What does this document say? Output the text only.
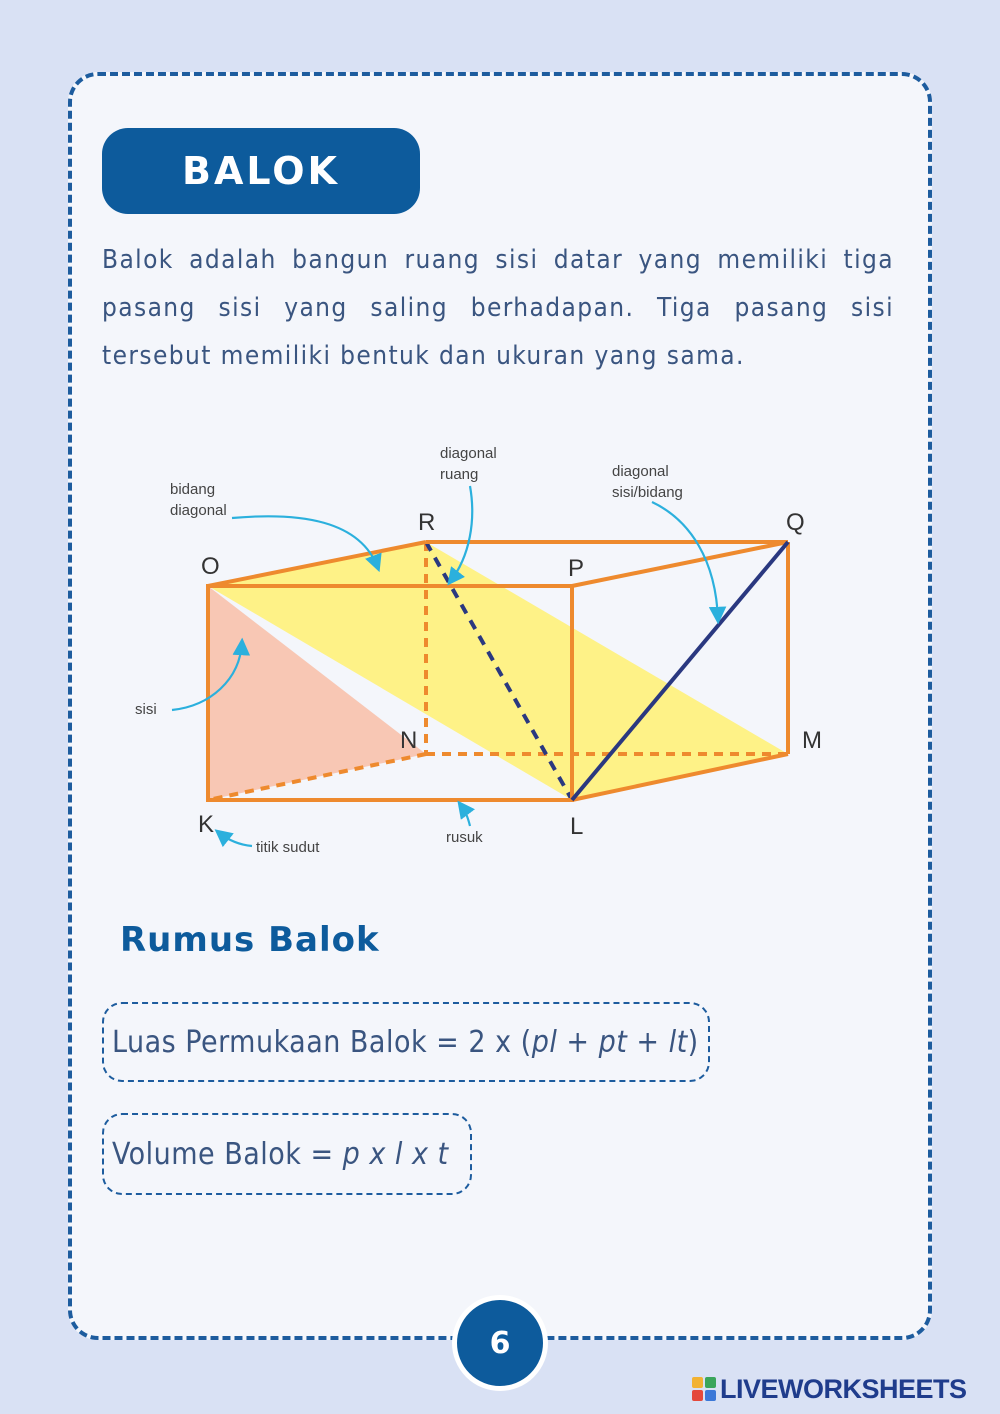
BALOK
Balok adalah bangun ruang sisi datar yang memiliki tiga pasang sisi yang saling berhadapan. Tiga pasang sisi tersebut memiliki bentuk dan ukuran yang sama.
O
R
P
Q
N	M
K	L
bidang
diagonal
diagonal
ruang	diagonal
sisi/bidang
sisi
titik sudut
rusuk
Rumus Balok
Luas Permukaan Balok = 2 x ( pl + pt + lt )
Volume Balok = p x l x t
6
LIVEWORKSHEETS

What is being asked: Find how many lines include the string "sisi" and report that number alone.

Result of this exercise: 3